## WHAT IS ASKED
Keep only the lines that hold the string "Average", filtering out the rest of the entries below.

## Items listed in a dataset
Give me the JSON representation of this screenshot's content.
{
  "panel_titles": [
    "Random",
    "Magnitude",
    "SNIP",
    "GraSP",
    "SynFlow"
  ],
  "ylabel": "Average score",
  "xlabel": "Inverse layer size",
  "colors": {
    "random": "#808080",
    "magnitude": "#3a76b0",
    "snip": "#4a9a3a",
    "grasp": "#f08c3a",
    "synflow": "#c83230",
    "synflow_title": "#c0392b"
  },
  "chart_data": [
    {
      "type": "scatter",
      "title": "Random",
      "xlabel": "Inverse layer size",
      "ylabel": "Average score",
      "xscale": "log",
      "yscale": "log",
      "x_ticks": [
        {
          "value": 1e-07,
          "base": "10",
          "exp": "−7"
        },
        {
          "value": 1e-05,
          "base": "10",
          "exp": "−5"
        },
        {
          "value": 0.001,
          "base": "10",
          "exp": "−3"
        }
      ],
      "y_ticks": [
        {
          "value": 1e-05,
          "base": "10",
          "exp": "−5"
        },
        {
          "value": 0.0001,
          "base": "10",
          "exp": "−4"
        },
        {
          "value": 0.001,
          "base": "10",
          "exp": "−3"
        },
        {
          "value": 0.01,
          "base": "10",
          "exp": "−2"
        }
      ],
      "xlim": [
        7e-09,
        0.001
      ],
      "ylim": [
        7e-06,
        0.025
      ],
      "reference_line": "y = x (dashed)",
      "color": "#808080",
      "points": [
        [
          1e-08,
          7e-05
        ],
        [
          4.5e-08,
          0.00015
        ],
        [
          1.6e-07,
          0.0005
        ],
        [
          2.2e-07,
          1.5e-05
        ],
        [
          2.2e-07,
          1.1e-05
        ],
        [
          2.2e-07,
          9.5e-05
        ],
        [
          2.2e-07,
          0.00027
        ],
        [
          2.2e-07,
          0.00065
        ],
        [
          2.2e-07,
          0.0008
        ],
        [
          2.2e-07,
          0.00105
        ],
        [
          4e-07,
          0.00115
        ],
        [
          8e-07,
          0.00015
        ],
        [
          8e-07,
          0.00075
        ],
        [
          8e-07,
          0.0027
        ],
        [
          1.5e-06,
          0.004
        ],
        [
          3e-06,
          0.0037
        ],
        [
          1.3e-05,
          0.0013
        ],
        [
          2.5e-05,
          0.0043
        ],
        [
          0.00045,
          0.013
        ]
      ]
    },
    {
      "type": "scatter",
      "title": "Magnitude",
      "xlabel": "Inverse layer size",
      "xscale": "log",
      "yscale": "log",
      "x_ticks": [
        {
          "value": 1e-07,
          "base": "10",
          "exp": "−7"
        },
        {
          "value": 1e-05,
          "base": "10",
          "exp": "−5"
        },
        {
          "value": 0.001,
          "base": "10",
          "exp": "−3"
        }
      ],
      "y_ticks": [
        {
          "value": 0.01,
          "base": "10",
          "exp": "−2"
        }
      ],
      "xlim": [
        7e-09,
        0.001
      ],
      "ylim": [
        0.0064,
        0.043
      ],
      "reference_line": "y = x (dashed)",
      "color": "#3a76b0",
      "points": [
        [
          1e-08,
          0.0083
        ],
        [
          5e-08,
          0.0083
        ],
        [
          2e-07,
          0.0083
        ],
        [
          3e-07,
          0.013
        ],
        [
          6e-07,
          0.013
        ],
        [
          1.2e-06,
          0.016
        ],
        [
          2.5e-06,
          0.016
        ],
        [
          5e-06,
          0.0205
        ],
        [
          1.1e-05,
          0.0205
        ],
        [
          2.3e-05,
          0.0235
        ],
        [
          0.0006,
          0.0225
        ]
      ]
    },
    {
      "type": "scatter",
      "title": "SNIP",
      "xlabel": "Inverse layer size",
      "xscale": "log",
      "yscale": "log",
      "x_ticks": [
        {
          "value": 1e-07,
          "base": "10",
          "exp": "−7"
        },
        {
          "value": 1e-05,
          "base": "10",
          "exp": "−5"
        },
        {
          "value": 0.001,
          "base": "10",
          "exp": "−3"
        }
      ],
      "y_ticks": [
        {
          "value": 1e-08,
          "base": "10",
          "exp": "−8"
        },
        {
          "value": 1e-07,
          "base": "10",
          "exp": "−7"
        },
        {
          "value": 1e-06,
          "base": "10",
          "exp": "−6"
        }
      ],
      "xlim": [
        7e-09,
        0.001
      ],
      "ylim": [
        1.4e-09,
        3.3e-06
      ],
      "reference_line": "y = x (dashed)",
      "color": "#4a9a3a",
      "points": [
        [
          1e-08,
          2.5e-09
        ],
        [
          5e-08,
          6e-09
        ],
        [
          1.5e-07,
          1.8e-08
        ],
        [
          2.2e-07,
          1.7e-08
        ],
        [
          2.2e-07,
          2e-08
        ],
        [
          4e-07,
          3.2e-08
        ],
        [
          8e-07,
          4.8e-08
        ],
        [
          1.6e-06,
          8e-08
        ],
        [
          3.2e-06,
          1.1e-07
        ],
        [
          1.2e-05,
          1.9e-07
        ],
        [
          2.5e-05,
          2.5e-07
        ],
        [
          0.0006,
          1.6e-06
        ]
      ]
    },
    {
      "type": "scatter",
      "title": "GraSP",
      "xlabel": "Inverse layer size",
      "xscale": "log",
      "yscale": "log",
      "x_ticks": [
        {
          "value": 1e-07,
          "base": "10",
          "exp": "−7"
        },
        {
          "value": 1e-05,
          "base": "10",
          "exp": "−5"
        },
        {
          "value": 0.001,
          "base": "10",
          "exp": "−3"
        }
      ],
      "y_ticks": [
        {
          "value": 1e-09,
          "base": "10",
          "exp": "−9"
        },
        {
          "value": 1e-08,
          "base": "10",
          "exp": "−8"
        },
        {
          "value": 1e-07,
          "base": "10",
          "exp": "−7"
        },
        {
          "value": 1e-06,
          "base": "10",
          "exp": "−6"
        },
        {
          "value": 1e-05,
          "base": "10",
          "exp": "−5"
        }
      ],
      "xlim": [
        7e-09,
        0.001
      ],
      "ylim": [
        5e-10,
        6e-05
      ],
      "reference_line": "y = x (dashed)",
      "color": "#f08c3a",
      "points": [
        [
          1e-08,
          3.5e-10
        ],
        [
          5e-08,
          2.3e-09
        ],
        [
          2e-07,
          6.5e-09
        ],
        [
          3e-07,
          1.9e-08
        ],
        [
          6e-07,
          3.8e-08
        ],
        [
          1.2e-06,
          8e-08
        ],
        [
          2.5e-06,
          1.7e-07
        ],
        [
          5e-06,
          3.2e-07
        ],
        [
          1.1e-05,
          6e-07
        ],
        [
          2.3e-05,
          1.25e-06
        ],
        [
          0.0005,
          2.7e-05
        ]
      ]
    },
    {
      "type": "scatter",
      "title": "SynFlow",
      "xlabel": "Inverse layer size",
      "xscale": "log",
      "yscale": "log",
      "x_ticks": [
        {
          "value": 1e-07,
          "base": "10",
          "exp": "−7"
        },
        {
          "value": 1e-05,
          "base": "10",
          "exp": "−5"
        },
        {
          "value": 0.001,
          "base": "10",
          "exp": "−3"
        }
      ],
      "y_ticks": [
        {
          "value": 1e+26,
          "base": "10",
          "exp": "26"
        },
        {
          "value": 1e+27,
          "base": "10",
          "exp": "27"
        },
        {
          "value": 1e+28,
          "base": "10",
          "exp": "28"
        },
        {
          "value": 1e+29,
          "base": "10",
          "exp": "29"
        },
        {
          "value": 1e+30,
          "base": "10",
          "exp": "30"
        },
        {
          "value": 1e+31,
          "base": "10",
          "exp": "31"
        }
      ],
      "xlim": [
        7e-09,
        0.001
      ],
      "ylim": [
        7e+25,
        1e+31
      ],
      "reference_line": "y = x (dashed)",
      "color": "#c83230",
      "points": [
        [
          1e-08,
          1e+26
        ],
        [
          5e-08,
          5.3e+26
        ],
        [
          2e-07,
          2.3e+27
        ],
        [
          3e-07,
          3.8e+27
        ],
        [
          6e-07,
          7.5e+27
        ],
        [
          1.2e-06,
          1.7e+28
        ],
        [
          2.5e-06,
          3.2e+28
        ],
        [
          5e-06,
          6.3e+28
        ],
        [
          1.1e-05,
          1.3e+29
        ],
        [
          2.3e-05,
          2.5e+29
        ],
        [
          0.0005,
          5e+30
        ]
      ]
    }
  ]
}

## WORKED ANSWER
  "ylabel": "Average score",
      "ylabel": "Average score",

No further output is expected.